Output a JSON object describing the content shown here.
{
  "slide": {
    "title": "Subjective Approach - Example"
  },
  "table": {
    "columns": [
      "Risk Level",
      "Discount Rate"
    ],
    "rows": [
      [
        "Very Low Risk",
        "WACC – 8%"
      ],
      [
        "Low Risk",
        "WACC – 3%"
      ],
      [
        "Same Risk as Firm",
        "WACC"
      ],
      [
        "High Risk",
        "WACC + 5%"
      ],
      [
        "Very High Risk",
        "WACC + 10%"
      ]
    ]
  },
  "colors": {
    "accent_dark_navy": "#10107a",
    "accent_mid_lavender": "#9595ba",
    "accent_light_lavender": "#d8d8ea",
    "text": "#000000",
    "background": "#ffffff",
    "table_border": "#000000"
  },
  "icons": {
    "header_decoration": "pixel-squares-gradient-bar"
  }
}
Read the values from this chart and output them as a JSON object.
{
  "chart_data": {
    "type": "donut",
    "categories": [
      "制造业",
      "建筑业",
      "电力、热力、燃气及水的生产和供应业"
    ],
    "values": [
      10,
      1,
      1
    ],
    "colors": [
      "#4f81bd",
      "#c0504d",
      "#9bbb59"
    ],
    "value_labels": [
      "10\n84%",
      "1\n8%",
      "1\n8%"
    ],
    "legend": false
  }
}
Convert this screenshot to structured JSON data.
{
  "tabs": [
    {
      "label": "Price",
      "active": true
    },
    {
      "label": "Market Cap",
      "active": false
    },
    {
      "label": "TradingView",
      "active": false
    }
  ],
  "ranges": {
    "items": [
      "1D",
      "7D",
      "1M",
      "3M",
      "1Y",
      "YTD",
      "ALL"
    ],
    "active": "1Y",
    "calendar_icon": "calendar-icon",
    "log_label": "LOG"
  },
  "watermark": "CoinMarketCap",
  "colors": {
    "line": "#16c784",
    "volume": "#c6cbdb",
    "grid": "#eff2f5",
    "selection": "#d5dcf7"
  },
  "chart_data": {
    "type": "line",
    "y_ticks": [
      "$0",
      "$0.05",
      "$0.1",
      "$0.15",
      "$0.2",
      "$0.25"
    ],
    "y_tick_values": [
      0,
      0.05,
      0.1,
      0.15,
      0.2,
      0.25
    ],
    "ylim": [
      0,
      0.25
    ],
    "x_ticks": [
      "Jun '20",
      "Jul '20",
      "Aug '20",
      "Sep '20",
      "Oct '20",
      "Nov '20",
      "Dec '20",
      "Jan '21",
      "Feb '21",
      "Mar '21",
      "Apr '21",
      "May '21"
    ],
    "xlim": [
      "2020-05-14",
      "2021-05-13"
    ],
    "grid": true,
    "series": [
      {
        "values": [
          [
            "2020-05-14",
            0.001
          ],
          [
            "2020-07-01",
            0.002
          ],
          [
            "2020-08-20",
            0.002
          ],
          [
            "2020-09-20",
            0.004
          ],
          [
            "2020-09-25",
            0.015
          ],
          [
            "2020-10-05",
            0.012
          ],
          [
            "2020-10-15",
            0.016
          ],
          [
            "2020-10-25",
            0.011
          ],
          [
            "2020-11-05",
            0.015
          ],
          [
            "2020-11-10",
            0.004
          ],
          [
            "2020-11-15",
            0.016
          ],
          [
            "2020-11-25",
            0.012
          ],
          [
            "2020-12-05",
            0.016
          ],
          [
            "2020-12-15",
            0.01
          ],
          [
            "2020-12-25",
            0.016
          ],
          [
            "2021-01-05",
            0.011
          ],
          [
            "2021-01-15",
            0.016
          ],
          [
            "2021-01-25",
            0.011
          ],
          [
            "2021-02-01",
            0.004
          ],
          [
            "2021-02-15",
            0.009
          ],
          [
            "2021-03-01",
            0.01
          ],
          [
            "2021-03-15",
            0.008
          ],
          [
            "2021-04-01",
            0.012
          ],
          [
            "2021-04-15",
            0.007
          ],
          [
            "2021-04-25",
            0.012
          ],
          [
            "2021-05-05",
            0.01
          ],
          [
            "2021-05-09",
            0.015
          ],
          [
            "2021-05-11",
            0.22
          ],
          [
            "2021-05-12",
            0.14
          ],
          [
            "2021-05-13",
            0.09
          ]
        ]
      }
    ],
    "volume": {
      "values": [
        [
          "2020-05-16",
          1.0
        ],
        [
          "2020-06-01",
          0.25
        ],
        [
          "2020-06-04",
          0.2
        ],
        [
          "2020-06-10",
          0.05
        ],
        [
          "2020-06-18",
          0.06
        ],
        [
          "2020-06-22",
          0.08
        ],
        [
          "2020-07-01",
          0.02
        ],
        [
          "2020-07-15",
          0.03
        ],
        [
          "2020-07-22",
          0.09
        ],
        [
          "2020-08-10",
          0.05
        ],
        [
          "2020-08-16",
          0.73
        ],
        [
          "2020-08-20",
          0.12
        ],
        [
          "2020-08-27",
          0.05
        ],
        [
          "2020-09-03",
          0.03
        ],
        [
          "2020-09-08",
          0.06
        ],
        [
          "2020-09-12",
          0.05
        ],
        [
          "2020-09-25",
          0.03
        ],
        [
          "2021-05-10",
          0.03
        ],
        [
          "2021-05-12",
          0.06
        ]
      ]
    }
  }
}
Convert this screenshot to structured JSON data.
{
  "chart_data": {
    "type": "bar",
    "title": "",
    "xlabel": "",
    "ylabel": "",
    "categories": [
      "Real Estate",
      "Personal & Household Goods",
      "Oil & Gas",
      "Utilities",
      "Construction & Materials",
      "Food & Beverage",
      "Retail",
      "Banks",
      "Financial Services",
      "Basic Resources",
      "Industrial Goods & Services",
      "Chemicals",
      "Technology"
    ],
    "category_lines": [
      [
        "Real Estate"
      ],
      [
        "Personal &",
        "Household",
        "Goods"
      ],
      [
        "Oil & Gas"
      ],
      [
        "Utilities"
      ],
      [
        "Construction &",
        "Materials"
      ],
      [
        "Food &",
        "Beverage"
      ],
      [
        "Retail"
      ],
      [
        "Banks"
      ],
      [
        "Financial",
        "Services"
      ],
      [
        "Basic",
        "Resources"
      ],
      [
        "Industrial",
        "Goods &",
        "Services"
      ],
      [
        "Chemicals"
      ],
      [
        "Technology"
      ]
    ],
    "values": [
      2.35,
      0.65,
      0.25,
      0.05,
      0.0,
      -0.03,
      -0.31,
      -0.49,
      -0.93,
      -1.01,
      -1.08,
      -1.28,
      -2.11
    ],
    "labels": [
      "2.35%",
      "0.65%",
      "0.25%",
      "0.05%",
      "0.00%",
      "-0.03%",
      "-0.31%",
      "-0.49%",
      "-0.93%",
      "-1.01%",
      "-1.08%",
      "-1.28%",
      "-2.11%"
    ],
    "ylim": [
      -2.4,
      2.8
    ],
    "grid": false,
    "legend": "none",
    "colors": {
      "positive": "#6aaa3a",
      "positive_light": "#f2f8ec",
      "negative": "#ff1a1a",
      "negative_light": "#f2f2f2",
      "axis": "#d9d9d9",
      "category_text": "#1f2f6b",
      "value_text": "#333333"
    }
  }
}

• _DIRECTIVE_
Go through the listing above and restate it word for word.

• _TASK OUTPUT_
Output a JSON object describing the content shown here.
{
  "slide": {
    "title": "Subjective Approach - Example"
  },
  "table": {
    "columns": [
      "Risk Level",
      "Discount Rate"
    ],
    "rows": [
      [
        "Very Low Risk",
        "WACC – 8%"
      ],
      [
        "Low Risk",
        "WACC – 3%"
      ],
      [
        "Same Risk as Firm",
        "WACC"
      ],
      [
        "High Risk",
        "WACC + 5%"
      ],
      [
        "Very High Risk",
        "WACC + 10%"
      ]
    ]
  },
  "colors": {
    "accent_dark_navy": "#10107a",
    "accent_mid_lavender": "#9595ba",
    "accent_light_lavender": "#d8d8ea",
    "text": "#000000",
    "background": "#ffffff",
    "table_border": "#000000"
  },
  "icons": {
    "header_decoration": "pixel-squares-gradient-bar"
  }
}
Read the values from this chart and output them as a JSON object.
{
  "chart_data": {
    "type": "donut",
    "categories": [
      "制造业",
      "建筑业",
      "电力、热力、燃气及水的生产和供应业"
    ],
    "values": [
      10,
      1,
      1
    ],
    "colors": [
      "#4f81bd",
      "#c0504d",
      "#9bbb59"
    ],
    "value_labels": [
      "10\n84%",
      "1\n8%",
      "1\n8%"
    ],
    "legend": false
  }
}
Convert this screenshot to structured JSON data.
{
  "tabs": [
    {
      "label": "Price",
      "active": true
    },
    {
      "label": "Market Cap",
      "active": false
    },
    {
      "label": "TradingView",
      "active": false
    }
  ],
  "ranges": {
    "items": [
      "1D",
      "7D",
      "1M",
      "3M",
      "1Y",
      "YTD",
      "ALL"
    ],
    "active": "1Y",
    "calendar_icon": "calendar-icon",
    "log_label": "LOG"
  },
  "watermark": "CoinMarketCap",
  "colors": {
    "line": "#16c784",
    "volume": "#c6cbdb",
    "grid": "#eff2f5",
    "selection": "#d5dcf7"
  },
  "chart_data": {
    "type": "line",
    "y_ticks": [
      "$0",
      "$0.05",
      "$0.1",
      "$0.15",
      "$0.2",
      "$0.25"
    ],
    "y_tick_values": [
      0,
      0.05,
      0.1,
      0.15,
      0.2,
      0.25
    ],
    "ylim": [
      0,
      0.25
    ],
    "x_ticks": [
      "Jun '20",
      "Jul '20",
      "Aug '20",
      "Sep '20",
      "Oct '20",
      "Nov '20",
      "Dec '20",
      "Jan '21",
      "Feb '21",
      "Mar '21",
      "Apr '21",
      "May '21"
    ],
    "xlim": [
      "2020-05-14",
      "2021-05-13"
    ],
    "grid": true,
    "series": [
      {
        "values": [
          [
            "2020-05-14",
            0.001
          ],
          [
            "2020-07-01",
            0.002
          ],
          [
            "2020-08-20",
            0.002
          ],
          [
            "2020-09-20",
            0.004
          ],
          [
            "2020-09-25",
            0.015
          ],
          [
            "2020-10-05",
            0.012
          ],
          [
            "2020-10-15",
            0.016
          ],
          [
            "2020-10-25",
            0.011
          ],
          [
            "2020-11-05",
            0.015
          ],
          [
            "2020-11-10",
            0.004
          ],
          [
            "2020-11-15",
            0.016
          ],
          [
            "2020-11-25",
            0.012
          ],
          [
            "2020-12-05",
            0.016
          ],
          [
            "2020-12-15",
            0.01
          ],
          [
            "2020-12-25",
            0.016
          ],
          [
            "2021-01-05",
            0.011
          ],
          [
            "2021-01-15",
            0.016
          ],
          [
            "2021-01-25",
            0.011
          ],
          [
            "2021-02-01",
            0.004
          ],
          [
            "2021-02-15",
            0.009
          ],
          [
            "2021-03-01",
            0.01
          ],
          [
            "2021-03-15",
            0.008
          ],
          [
            "2021-04-01",
            0.012
          ],
          [
            "2021-04-15",
            0.007
          ],
          [
            "2021-04-25",
            0.012
          ],
          [
            "2021-05-05",
            0.01
          ],
          [
            "2021-05-09",
            0.015
          ],
          [
            "2021-05-11",
            0.22
          ],
          [
            "2021-05-12",
            0.14
          ],
          [
            "2021-05-13",
            0.09
          ]
        ]
      }
    ],
    "volume": {
      "values": [
        [
          "2020-05-16",
          1.0
        ],
        [
          "2020-06-01",
          0.25
        ],
        [
          "2020-06-04",
          0.2
        ],
        [
          "2020-06-10",
          0.05
        ],
        [
          "2020-06-18",
          0.06
        ],
        [
          "2020-06-22",
          0.08
        ],
        [
          "2020-07-01",
          0.02
        ],
        [
          "2020-07-15",
          0.03
        ],
        [
          "2020-07-22",
          0.09
        ],
        [
          "2020-08-10",
          0.05
        ],
        [
          "2020-08-16",
          0.73
        ],
        [
          "2020-08-20",
          0.12
        ],
        [
          "2020-08-27",
          0.05
        ],
        [
          "2020-09-03",
          0.03
        ],
        [
          "2020-09-08",
          0.06
        ],
        [
          "2020-09-12",
          0.05
        ],
        [
          "2020-09-25",
          0.03
        ],
        [
          "2021-05-10",
          0.03
        ],
        [
          "2021-05-12",
          0.06
        ]
      ]
    }
  }
}
Convert this screenshot to structured JSON data.
{
  "chart_data": {
    "type": "bar",
    "title": "",
    "xlabel": "",
    "ylabel": "",
    "categories": [
      "Real Estate",
      "Personal & Household Goods",
      "Oil & Gas",
      "Utilities",
      "Construction & Materials",
      "Food & Beverage",
      "Retail",
      "Banks",
      "Financial Services",
      "Basic Resources",
      "Industrial Goods & Services",
      "Chemicals",
      "Technology"
    ],
    "category_lines": [
      [
        "Real Estate"
      ],
      [
        "Personal &",
        "Household",
        "Goods"
      ],
      [
        "Oil & Gas"
      ],
      [
        "Utilities"
      ],
      [
        "Construction &",
        "Materials"
      ],
      [
        "Food &",
        "Beverage"
      ],
      [
        "Retail"
      ],
      [
        "Banks"
      ],
      [
        "Financial",
        "Services"
      ],
      [
        "Basic",
        "Resources"
      ],
      [
        "Industrial",
        "Goods &",
        "Services"
      ],
      [
        "Chemicals"
      ],
      [
        "Technology"
      ]
    ],
    "values": [
      2.35,
      0.65,
      0.25,
      0.05,
      0.0,
      -0.03,
      -0.31,
      -0.49,
      -0.93,
      -1.01,
      -1.08,
      -1.28,
      -2.11
    ],
    "labels": [
      "2.35%",
      "0.65%",
      "0.25%",
      "0.05%",
      "0.00%",
      "-0.03%",
      "-0.31%",
      "-0.49%",
      "-0.93%",
      "-1.01%",
      "-1.08%",
      "-1.28%",
      "-2.11%"
    ],
    "ylim": [
      -2.4,
      2.8
    ],
    "grid": false,
    "legend": "none",
    "colors": {
      "positive": "#6aaa3a",
      "positive_light": "#f2f8ec",
      "negative": "#ff1a1a",
      "negative_light": "#f2f2f2",
      "axis": "#d9d9d9",
      "category_text": "#1f2f6b",
      "value_text": "#333333"
    }
  }
}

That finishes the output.